**** Data supplied

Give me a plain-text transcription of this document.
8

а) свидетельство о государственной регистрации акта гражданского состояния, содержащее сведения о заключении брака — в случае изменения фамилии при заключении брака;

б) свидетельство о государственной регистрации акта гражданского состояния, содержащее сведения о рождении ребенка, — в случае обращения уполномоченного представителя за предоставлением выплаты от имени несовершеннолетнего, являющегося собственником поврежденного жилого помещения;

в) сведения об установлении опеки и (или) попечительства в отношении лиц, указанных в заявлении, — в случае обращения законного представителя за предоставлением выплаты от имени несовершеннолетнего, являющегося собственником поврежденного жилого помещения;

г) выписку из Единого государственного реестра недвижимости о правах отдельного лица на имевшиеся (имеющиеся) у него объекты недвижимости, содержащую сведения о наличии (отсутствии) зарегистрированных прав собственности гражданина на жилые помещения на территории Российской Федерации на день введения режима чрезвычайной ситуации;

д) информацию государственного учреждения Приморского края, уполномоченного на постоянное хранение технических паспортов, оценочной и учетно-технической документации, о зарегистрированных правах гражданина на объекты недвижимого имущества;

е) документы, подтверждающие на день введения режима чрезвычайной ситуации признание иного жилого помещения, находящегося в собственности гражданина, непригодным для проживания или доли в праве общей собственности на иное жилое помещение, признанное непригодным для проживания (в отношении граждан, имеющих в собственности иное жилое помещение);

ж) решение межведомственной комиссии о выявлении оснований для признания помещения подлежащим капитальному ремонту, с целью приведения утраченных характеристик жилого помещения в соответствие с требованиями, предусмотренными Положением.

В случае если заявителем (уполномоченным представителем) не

********

Aim:
Each line of the material that holds the string "обращения" counts once; give the total alone.

Correct response:
2